[START Recorded information]
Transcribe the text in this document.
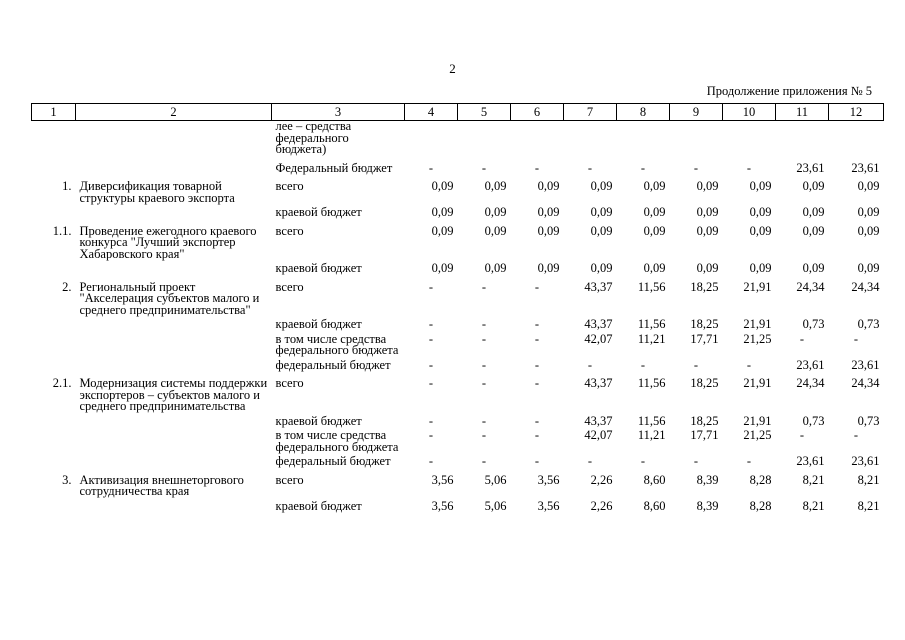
2
Продолжение приложения № 5
1	2	3	4	5	6	7	8	9	10	11	12
		лее – средства федерального бюджета)									
		Федеральный бюджет	-	-	-	-	-	-	-	23,61	23,61
1.	Диверсификация товарной структуры краевого экспорта	всего	0,09	0,09	0,09	0,09	0,09	0,09	0,09	0,09	0,09
		краевой бюджет	0,09	0,09	0,09	0,09	0,09	0,09	0,09	0,09	0,09
1.1.	Проведение ежегодного краевого конкурса "Лучший экспортер Хабаровского края"	всего	0,09	0,09	0,09	0,09	0,09	0,09	0,09	0,09	0,09
		краевой бюджет	0,09	0,09	0,09	0,09	0,09	0,09	0,09	0,09	0,09
2.	Региональный проект "Акселерация субъектов малого и среднего предпринимательства"	всего	-	-	-	43,37	11,56	18,25	21,91	24,34	24,34
		краевой бюджет	-	-	-	43,37	11,56	18,25	21,91	0,73	0,73
		в том числе средства федерального бюджета	-	-	-	42,07	11,21	17,71	21,25	-	-
		федеральный бюджет	-	-	-	-	-	-	-	23,61	23,61
2.1.	Модернизация системы поддержки экспортеров – субъектов малого и среднего предпринимательства	всего	-	-	-	43,37	11,56	18,25	21,91	24,34	24,34
		краевой бюджет	-	-	-	43,37	11,56	18,25	21,91	0,73	0,73
		в том числе средства федерального бюджета	-	-	-	42,07	11,21	17,71	21,25	-	-
		федеральный бюджет	-	-	-	-	-	-	-	23,61	23,61
3.	Активизация внешнеторгового сотрудничества края	всего	3,56	5,06	3,56	2,26	8,60	8,39	8,28	8,21	8,21
		краевой бюджет	3,56	5,06	3,56	2,26	8,60	8,39	8,28	8,21	8,21
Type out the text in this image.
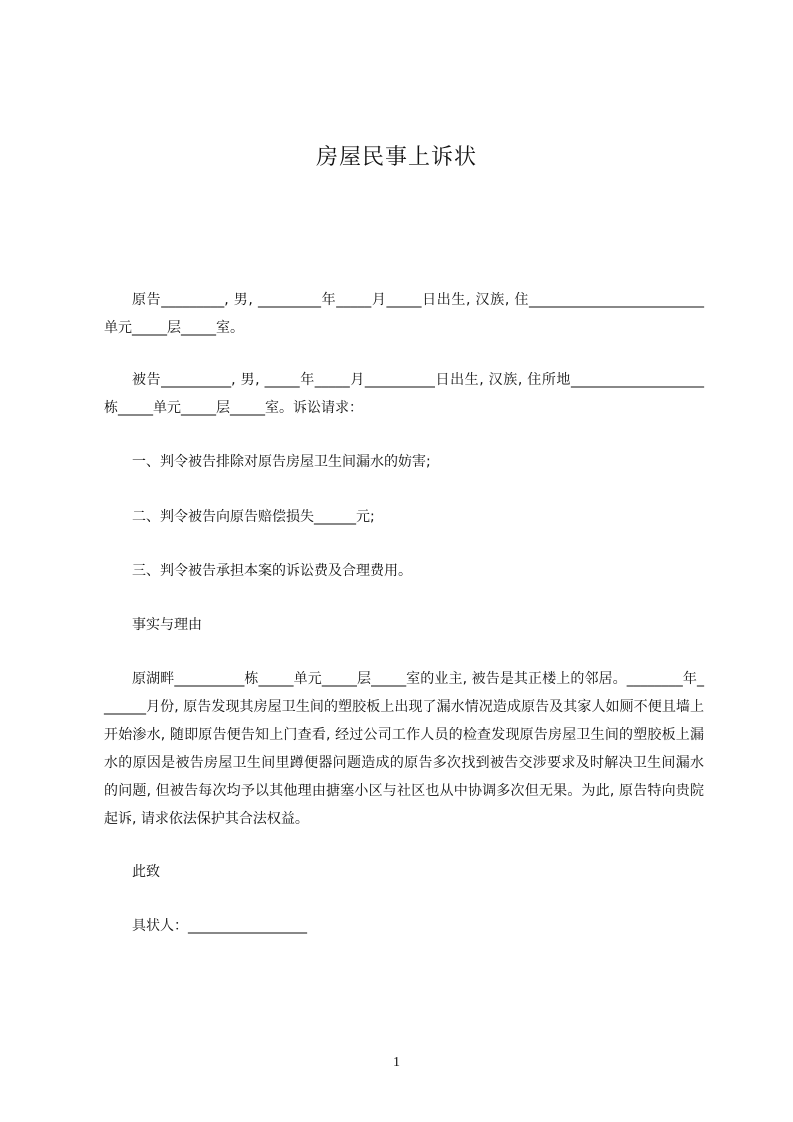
房屋民事上诉状

原告_________, 男, _________年_____月_____日出生, 汉族, 住_________________________单元_____层_____室。

被告__________, 男, _____年_____月__________日出生, 汉族, 住所地___________________栋_____单元_____层_____室。诉讼请求：

一、判令被告排除对原告房屋卫生间漏水的妨害;

二、判令被告向原告赔偿损失______元;

三、判令被告承担本案的诉讼费及合理费用。

事实与理由

原湖畔__________栋_____单元_____层_____室的业主, 被告是其正楼上的邻居。________年_______月份, 原告发现其房屋卫生间的塑胶板上出现了漏水情况造成原告及其家人如厕不便且墙上开始渗水, 随即原告便告知上门查看, 经过公司工作人员的检查发现原告房屋卫生间的塑胶板上漏水的原因是被告房屋卫生间里蹲便器问题造成的原告多次找到被告交涉要求及时解决卫生间漏水的问题, 但被告每次均予以其他理由搪塞小区与社区也从中协调多次但无果。为此, 原告特向贵院起诉, 请求依法保护其合法权益。

此致

具状人：_________________

1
[END Recorded information]
Copy only this, please: the line with "Type out the text in this image." and every line after it through the end of the data, with no pictures.

Type out the text in this image.
房屋民事上诉状

原告_________, 男, _________年_____月_____日出生, 汉族, 住_________________________单元_____层_____室。

被告__________, 男, _____年_____月__________日出生, 汉族, 住所地___________________栋_____单元_____层_____室。诉讼请求：

一、判令被告排除对原告房屋卫生间漏水的妨害;

二、判令被告向原告赔偿损失______元;

三、判令被告承担本案的诉讼费及合理费用。

事实与理由

原湖畔__________栋_____单元_____层_____室的业主, 被告是其正楼上的邻居。________年_______月份, 原告发现其房屋卫生间的塑胶板上出现了漏水情况造成原告及其家人如厕不便且墙上开始渗水, 随即原告便告知上门查看, 经过公司工作人员的检查发现原告房屋卫生间的塑胶板上漏水的原因是被告房屋卫生间里蹲便器问题造成的原告多次找到被告交涉要求及时解决卫生间漏水的问题, 但被告每次均予以其他理由搪塞小区与社区也从中协调多次但无果。为此, 原告特向贵院起诉, 请求依法保护其合法权益。

此致

具状人：_________________

1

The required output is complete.